▸ RECORDED INFORMATION:
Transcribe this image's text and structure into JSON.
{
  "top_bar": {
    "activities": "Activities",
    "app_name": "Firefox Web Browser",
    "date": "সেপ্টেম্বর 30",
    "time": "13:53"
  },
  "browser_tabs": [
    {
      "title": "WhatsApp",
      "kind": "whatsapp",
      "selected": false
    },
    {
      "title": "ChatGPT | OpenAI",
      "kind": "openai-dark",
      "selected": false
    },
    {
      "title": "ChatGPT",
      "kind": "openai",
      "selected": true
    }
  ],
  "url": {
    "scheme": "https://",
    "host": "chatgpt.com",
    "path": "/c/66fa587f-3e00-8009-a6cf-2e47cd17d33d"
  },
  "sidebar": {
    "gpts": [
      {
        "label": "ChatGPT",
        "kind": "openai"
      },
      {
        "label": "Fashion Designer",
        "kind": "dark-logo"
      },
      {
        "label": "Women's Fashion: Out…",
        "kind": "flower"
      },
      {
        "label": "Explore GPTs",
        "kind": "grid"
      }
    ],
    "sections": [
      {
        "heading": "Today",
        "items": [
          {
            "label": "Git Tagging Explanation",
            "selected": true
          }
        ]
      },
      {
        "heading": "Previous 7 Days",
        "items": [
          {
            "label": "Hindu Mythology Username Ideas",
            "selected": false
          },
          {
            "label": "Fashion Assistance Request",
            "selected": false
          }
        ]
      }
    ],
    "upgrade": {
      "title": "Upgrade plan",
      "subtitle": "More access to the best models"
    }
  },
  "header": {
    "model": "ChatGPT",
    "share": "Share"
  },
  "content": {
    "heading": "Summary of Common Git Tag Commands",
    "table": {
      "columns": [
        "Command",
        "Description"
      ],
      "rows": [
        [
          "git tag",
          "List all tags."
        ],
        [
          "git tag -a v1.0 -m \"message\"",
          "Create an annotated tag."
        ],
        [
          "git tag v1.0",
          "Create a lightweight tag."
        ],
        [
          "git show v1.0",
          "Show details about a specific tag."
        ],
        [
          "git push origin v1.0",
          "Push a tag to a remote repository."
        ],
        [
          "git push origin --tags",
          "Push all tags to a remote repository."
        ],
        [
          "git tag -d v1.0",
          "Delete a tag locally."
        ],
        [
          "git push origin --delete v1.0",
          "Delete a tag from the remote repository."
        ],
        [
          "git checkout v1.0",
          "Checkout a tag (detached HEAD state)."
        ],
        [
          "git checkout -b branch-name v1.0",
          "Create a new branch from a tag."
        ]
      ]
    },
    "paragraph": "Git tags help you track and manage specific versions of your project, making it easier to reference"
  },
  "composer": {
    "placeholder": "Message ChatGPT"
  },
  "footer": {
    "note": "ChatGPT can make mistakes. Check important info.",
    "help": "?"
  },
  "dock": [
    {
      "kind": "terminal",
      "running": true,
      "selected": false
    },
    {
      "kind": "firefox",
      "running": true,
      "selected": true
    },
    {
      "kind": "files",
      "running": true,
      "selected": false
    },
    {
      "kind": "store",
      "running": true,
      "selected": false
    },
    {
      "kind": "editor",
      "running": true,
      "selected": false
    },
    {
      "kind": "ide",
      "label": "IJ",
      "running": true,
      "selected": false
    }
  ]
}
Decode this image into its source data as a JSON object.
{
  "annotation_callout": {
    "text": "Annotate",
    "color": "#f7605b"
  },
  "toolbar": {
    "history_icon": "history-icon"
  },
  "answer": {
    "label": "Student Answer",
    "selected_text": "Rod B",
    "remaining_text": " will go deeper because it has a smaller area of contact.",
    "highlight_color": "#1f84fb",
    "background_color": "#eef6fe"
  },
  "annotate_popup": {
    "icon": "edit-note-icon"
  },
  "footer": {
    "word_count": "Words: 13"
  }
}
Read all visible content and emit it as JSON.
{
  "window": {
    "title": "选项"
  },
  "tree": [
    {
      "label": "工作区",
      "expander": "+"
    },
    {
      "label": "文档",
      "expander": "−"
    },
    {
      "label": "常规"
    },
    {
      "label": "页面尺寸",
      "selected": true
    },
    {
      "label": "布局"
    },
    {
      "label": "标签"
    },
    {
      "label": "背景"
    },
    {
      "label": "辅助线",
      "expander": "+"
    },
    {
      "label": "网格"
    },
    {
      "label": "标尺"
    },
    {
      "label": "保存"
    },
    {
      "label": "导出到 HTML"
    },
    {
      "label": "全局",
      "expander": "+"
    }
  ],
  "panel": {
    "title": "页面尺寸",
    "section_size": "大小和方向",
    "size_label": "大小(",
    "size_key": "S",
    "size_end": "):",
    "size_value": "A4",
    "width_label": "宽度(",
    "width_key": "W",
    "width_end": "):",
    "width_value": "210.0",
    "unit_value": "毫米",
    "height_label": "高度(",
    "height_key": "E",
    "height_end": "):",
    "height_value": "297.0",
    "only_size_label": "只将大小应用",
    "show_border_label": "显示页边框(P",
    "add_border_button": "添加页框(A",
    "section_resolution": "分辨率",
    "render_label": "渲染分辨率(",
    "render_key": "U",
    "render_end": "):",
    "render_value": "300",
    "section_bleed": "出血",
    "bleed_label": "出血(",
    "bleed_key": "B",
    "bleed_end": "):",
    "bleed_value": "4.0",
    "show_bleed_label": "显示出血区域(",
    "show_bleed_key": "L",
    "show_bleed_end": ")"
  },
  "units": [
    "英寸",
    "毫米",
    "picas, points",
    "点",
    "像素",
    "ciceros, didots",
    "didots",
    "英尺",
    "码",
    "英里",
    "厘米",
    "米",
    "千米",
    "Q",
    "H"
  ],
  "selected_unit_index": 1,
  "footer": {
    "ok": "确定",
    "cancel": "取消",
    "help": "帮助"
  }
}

▸ YOUR INSTRUCTIONS: Write out each line of the data that holds the string "image".

▸ SOLUTION:
Transcribe this image's text and structure into JSON.
Decode this image into its source data as a JSON object.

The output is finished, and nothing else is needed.